[Items from a dataset]:
━━━━━━━━━━━━━━━━━━━━

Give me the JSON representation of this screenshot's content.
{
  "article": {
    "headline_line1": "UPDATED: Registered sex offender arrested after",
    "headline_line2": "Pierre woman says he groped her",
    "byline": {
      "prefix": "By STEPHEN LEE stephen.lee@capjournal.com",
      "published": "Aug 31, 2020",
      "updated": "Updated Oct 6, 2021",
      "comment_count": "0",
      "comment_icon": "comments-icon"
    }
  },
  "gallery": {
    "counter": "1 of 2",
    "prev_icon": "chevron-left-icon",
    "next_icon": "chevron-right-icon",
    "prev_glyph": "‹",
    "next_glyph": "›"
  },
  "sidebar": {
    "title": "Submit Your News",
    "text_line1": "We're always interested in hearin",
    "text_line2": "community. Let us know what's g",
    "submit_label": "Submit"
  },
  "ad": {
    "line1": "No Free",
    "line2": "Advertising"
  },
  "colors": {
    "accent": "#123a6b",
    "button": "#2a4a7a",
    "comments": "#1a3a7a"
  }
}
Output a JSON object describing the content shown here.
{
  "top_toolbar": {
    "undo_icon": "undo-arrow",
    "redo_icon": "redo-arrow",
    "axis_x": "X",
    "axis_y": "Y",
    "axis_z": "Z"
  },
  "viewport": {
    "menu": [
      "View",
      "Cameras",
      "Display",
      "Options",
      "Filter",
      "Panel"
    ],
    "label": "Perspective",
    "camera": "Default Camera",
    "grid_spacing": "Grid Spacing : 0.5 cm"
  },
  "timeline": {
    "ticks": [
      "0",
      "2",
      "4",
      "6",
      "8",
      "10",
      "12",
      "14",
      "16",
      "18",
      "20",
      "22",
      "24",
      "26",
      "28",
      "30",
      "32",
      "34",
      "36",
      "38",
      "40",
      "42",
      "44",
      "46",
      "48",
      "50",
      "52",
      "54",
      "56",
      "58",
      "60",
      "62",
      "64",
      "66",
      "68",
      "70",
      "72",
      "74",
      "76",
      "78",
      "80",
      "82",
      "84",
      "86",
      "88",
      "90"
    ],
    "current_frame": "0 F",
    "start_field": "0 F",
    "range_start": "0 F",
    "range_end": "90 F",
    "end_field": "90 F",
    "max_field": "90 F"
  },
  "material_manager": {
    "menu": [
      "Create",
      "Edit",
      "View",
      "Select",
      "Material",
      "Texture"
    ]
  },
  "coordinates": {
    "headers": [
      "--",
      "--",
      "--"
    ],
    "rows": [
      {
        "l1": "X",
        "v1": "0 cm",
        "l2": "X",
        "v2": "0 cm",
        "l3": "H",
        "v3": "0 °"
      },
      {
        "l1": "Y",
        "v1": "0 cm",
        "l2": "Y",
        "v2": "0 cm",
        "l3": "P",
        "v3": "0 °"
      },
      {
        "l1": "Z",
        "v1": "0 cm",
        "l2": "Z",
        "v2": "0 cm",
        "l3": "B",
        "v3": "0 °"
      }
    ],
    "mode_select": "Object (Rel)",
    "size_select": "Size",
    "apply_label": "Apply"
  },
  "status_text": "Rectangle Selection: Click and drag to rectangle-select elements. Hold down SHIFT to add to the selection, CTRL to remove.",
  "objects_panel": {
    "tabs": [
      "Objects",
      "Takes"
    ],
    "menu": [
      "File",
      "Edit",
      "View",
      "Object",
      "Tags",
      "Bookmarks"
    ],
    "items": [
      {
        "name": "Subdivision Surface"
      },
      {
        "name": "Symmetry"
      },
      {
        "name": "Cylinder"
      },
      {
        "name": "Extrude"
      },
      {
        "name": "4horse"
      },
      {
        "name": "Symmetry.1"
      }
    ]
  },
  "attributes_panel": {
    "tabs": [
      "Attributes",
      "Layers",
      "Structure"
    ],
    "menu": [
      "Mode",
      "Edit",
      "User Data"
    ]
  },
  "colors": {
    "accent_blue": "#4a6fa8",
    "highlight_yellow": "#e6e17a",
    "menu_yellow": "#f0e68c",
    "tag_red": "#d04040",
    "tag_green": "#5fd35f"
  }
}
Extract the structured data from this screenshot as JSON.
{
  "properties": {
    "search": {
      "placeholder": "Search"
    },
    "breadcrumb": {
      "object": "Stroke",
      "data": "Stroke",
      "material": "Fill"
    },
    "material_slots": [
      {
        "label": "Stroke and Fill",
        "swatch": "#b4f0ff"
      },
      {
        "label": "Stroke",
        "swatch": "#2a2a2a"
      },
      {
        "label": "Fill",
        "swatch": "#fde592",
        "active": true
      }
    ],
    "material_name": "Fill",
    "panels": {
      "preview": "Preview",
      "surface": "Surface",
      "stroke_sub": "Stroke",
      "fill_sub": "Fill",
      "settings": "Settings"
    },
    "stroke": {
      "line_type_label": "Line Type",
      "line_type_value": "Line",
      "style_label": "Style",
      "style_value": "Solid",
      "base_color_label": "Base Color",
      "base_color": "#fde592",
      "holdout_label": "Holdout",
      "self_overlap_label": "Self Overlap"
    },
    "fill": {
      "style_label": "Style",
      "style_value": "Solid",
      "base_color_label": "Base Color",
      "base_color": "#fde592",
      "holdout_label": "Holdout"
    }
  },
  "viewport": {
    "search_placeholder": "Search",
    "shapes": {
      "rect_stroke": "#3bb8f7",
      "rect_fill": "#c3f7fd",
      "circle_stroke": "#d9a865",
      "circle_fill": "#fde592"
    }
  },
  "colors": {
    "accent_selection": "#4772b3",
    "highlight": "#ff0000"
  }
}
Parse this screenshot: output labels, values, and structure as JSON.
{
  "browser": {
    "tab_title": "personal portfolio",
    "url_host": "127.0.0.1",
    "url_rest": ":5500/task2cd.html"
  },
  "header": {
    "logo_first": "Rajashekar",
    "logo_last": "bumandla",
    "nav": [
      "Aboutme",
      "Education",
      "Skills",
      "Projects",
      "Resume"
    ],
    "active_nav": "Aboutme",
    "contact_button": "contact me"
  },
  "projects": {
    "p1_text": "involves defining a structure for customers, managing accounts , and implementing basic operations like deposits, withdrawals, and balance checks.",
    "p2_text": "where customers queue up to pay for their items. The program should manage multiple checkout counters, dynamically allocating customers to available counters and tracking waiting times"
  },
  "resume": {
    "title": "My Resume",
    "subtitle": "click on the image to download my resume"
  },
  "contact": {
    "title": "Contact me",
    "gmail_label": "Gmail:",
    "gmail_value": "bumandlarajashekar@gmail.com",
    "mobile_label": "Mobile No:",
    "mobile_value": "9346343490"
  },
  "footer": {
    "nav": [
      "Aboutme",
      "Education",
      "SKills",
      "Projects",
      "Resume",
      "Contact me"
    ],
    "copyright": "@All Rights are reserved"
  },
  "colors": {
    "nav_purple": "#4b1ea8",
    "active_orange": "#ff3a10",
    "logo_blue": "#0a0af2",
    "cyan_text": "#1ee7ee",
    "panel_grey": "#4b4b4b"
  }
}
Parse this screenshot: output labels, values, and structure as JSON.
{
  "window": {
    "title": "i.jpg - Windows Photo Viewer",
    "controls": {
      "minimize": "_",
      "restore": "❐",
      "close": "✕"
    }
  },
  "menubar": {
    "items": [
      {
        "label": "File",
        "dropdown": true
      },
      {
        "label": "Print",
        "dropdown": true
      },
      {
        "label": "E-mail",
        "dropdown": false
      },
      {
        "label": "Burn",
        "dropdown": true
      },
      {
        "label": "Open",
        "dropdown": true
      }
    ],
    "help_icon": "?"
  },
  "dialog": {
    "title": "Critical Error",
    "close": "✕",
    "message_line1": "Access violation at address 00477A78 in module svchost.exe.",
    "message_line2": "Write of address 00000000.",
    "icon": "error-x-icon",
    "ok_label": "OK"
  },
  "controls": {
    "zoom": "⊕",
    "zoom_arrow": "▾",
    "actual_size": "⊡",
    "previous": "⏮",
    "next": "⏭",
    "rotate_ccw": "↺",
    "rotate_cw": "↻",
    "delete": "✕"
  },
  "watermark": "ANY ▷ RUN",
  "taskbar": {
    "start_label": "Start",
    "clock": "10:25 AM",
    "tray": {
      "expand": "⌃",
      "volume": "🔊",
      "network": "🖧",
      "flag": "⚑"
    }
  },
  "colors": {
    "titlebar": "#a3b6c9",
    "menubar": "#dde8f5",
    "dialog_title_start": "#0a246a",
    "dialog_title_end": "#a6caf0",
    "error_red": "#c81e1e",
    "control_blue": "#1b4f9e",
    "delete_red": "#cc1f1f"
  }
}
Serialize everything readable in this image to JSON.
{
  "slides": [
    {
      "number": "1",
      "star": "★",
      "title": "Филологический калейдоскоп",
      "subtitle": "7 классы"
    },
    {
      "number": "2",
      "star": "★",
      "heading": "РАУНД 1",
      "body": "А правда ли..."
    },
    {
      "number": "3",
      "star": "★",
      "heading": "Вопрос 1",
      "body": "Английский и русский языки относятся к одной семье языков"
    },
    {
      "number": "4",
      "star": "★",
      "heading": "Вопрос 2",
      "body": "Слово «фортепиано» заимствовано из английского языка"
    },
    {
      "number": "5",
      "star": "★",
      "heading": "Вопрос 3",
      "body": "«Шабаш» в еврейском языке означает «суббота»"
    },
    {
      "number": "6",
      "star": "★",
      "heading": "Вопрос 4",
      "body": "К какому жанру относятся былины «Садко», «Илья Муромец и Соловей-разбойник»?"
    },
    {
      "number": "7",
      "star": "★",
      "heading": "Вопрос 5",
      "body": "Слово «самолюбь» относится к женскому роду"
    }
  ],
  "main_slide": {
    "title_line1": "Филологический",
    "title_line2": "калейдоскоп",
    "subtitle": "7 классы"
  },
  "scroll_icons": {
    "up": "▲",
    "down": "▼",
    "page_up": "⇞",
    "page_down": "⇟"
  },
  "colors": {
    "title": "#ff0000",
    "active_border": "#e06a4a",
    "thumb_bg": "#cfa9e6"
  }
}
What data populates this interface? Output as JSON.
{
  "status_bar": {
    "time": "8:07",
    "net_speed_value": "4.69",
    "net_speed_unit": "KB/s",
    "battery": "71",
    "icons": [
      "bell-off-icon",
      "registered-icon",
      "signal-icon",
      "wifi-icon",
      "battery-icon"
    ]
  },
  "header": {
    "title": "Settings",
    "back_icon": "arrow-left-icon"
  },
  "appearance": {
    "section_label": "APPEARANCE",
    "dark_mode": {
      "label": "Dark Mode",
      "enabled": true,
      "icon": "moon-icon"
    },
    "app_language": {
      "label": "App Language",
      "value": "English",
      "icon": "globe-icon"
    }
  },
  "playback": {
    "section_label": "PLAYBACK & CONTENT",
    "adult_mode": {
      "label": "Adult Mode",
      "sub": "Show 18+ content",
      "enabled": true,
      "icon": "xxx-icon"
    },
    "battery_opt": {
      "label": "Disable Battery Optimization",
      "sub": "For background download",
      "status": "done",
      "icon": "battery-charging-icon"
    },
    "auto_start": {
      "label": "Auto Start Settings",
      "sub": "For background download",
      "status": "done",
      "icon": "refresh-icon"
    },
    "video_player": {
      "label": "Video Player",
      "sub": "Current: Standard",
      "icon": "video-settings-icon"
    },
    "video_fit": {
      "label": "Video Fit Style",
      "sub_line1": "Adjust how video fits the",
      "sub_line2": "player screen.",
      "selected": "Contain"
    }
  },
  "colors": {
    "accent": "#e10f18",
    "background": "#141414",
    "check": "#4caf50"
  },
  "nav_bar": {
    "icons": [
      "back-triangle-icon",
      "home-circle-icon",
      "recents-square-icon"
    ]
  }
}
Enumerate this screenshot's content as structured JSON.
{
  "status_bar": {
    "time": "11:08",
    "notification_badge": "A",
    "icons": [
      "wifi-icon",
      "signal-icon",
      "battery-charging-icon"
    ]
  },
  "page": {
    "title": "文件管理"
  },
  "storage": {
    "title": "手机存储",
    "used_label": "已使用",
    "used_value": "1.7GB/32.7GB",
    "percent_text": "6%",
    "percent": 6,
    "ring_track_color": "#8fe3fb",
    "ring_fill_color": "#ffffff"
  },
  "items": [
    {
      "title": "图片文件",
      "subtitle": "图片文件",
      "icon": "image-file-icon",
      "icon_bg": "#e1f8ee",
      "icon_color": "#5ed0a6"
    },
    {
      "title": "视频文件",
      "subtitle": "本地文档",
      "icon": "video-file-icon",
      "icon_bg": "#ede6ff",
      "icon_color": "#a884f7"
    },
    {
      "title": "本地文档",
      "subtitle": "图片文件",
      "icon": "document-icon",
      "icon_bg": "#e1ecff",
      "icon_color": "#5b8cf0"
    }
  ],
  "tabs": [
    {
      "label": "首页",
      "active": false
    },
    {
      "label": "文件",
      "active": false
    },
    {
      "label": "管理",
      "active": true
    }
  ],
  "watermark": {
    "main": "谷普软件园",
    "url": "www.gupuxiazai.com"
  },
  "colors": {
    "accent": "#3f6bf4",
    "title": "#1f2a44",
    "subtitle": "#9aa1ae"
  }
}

━━━━━━━━━━━━━━━━━━━━

[Exercise objective]:
Gather from the records above every line containing the string "screenshot".

[Final result]:
Give me the JSON representation of this screenshot's content.
Extract the structured data from this screenshot as JSON.
Parse this screenshot: output labels, values, and structure as JSON.
Parse this screenshot: output labels, values, and structure as JSON.
Enumerate this screenshot's content as structured JSON.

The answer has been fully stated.